THE PROBLEM ▸ Reproduce the full listing that appears beneath this instruction exactly.

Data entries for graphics
[Begin]

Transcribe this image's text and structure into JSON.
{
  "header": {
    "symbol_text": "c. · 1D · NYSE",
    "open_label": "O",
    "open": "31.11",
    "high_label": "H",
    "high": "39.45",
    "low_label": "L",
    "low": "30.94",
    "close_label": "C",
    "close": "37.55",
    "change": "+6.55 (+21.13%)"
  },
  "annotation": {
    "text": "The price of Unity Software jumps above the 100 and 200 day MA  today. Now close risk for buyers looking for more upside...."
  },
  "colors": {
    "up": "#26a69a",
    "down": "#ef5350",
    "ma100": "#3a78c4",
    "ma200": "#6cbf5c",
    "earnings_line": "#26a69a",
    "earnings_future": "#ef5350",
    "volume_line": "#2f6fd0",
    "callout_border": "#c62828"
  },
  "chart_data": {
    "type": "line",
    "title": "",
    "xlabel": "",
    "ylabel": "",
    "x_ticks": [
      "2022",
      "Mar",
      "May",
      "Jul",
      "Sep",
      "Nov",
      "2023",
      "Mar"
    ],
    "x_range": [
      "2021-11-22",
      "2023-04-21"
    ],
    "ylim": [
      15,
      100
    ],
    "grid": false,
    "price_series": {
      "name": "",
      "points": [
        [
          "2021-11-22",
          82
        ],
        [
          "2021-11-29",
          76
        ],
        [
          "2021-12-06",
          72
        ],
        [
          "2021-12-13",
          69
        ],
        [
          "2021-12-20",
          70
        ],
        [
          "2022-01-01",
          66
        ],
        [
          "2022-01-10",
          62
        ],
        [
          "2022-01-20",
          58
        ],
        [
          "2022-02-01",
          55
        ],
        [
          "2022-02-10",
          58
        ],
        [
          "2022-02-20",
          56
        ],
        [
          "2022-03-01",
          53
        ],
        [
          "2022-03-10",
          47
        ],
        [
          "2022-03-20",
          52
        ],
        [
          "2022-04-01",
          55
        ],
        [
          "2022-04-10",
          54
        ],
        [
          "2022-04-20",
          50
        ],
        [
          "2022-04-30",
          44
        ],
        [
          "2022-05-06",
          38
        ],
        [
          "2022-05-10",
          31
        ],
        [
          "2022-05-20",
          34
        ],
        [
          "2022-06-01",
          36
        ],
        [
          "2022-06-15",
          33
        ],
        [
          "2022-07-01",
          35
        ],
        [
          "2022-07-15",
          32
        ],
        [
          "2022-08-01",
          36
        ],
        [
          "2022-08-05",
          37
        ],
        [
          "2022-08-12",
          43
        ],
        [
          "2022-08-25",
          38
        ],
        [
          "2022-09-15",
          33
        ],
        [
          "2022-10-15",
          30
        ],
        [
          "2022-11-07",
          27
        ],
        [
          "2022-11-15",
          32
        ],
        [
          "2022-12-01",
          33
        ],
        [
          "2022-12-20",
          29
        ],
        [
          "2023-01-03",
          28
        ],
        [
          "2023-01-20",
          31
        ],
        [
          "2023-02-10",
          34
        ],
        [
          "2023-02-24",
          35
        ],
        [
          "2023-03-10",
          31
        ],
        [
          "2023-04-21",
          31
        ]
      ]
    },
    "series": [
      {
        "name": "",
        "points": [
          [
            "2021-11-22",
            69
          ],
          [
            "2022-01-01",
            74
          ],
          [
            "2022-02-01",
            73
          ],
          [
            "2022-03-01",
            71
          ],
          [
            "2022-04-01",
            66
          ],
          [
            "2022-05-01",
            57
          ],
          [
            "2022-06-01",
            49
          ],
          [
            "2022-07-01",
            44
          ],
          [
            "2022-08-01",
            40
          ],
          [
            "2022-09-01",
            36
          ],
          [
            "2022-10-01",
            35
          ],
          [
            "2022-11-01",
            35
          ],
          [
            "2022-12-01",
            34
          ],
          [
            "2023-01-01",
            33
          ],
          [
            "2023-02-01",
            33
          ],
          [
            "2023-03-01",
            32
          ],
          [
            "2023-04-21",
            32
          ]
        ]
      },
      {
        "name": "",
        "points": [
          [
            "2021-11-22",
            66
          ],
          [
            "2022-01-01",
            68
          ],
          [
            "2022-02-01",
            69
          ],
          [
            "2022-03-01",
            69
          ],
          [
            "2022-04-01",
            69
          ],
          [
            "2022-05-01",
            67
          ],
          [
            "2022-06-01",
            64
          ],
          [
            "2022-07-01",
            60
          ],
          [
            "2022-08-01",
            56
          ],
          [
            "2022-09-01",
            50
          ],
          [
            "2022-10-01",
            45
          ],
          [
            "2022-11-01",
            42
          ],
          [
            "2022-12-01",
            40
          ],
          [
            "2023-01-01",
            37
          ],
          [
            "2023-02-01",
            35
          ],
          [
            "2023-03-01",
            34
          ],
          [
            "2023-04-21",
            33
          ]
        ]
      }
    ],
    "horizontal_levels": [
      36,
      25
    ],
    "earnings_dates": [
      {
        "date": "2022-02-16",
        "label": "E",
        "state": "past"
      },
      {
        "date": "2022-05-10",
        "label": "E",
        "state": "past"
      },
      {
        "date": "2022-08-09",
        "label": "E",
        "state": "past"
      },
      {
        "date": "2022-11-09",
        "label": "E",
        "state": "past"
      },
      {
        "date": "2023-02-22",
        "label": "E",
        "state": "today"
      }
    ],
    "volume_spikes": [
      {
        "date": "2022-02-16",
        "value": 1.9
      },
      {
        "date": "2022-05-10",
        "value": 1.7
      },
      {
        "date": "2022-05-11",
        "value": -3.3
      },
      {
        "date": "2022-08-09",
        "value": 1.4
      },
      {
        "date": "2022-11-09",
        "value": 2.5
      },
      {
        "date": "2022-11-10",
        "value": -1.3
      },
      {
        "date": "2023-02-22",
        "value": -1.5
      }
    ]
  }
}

[End]

OUTPUT FOR THIS TASK ▸
Transcribe this image's text and structure into JSON.
{
  "header": {
    "symbol_text": "c. · 1D · NYSE",
    "open_label": "O",
    "open": "31.11",
    "high_label": "H",
    "high": "39.45",
    "low_label": "L",
    "low": "30.94",
    "close_label": "C",
    "close": "37.55",
    "change": "+6.55 (+21.13%)"
  },
  "annotation": {
    "text": "The price of Unity Software jumps above the 100 and 200 day MA  today. Now close risk for buyers looking for more upside...."
  },
  "colors": {
    "up": "#26a69a",
    "down": "#ef5350",
    "ma100": "#3a78c4",
    "ma200": "#6cbf5c",
    "earnings_line": "#26a69a",
    "earnings_future": "#ef5350",
    "volume_line": "#2f6fd0",
    "callout_border": "#c62828"
  },
  "chart_data": {
    "type": "line",
    "title": "",
    "xlabel": "",
    "ylabel": "",
    "x_ticks": [
      "2022",
      "Mar",
      "May",
      "Jul",
      "Sep",
      "Nov",
      "2023",
      "Mar"
    ],
    "x_range": [
      "2021-11-22",
      "2023-04-21"
    ],
    "ylim": [
      15,
      100
    ],
    "grid": false,
    "price_series": {
      "name": "",
      "points": [
        [
          "2021-11-22",
          82
        ],
        [
          "2021-11-29",
          76
        ],
        [
          "2021-12-06",
          72
        ],
        [
          "2021-12-13",
          69
        ],
        [
          "2021-12-20",
          70
        ],
        [
          "2022-01-01",
          66
        ],
        [
          "2022-01-10",
          62
        ],
        [
          "2022-01-20",
          58
        ],
        [
          "2022-02-01",
          55
        ],
        [
          "2022-02-10",
          58
        ],
        [
          "2022-02-20",
          56
        ],
        [
          "2022-03-01",
          53
        ],
        [
          "2022-03-10",
          47
        ],
        [
          "2022-03-20",
          52
        ],
        [
          "2022-04-01",
          55
        ],
        [
          "2022-04-10",
          54
        ],
        [
          "2022-04-20",
          50
        ],
        [
          "2022-04-30",
          44
        ],
        [
          "2022-05-06",
          38
        ],
        [
          "2022-05-10",
          31
        ],
        [
          "2022-05-20",
          34
        ],
        [
          "2022-06-01",
          36
        ],
        [
          "2022-06-15",
          33
        ],
        [
          "2022-07-01",
          35
        ],
        [
          "2022-07-15",
          32
        ],
        [
          "2022-08-01",
          36
        ],
        [
          "2022-08-05",
          37
        ],
        [
          "2022-08-12",
          43
        ],
        [
          "2022-08-25",
          38
        ],
        [
          "2022-09-15",
          33
        ],
        [
          "2022-10-15",
          30
        ],
        [
          "2022-11-07",
          27
        ],
        [
          "2022-11-15",
          32
        ],
        [
          "2022-12-01",
          33
        ],
        [
          "2022-12-20",
          29
        ],
        [
          "2023-01-03",
          28
        ],
        [
          "2023-01-20",
          31
        ],
        [
          "2023-02-10",
          34
        ],
        [
          "2023-02-24",
          35
        ],
        [
          "2023-03-10",
          31
        ],
        [
          "2023-04-21",
          31
        ]
      ]
    },
    "series": [
      {
        "name": "",
        "points": [
          [
            "2021-11-22",
            69
          ],
          [
            "2022-01-01",
            74
          ],
          [
            "2022-02-01",
            73
          ],
          [
            "2022-03-01",
            71
          ],
          [
            "2022-04-01",
            66
          ],
          [
            "2022-05-01",
            57
          ],
          [
            "2022-06-01",
            49
          ],
          [
            "2022-07-01",
            44
          ],
          [
            "2022-08-01",
            40
          ],
          [
            "2022-09-01",
            36
          ],
          [
            "2022-10-01",
            35
          ],
          [
            "2022-11-01",
            35
          ],
          [
            "2022-12-01",
            34
          ],
          [
            "2023-01-01",
            33
          ],
          [
            "2023-02-01",
            33
          ],
          [
            "2023-03-01",
            32
          ],
          [
            "2023-04-21",
            32
          ]
        ]
      },
      {
        "name": "",
        "points": [
          [
            "2021-11-22",
            66
          ],
          [
            "2022-01-01",
            68
          ],
          [
            "2022-02-01",
            69
          ],
          [
            "2022-03-01",
            69
          ],
          [
            "2022-04-01",
            69
          ],
          [
            "2022-05-01",
            67
          ],
          [
            "2022-06-01",
            64
          ],
          [
            "2022-07-01",
            60
          ],
          [
            "2022-08-01",
            56
          ],
          [
            "2022-09-01",
            50
          ],
          [
            "2022-10-01",
            45
          ],
          [
            "2022-11-01",
            42
          ],
          [
            "2022-12-01",
            40
          ],
          [
            "2023-01-01",
            37
          ],
          [
            "2023-02-01",
            35
          ],
          [
            "2023-03-01",
            34
          ],
          [
            "2023-04-21",
            33
          ]
        ]
      }
    ],
    "horizontal_levels": [
      36,
      25
    ],
    "earnings_dates": [
      {
        "date": "2022-02-16",
        "label": "E",
        "state": "past"
      },
      {
        "date": "2022-05-10",
        "label": "E",
        "state": "past"
      },
      {
        "date": "2022-08-09",
        "label": "E",
        "state": "past"
      },
      {
        "date": "2022-11-09",
        "label": "E",
        "state": "past"
      },
      {
        "date": "2023-02-22",
        "label": "E",
        "state": "today"
      }
    ],
    "volume_spikes": [
      {
        "date": "2022-02-16",
        "value": 1.9
      },
      {
        "date": "2022-05-10",
        "value": 1.7
      },
      {
        "date": "2022-05-11",
        "value": -3.3
      },
      {
        "date": "2022-08-09",
        "value": 1.4
      },
      {
        "date": "2022-11-09",
        "value": 2.5
      },
      {
        "date": "2022-11-10",
        "value": -1.3
      },
      {
        "date": "2023-02-22",
        "value": -1.5
      }
    ]
  }
}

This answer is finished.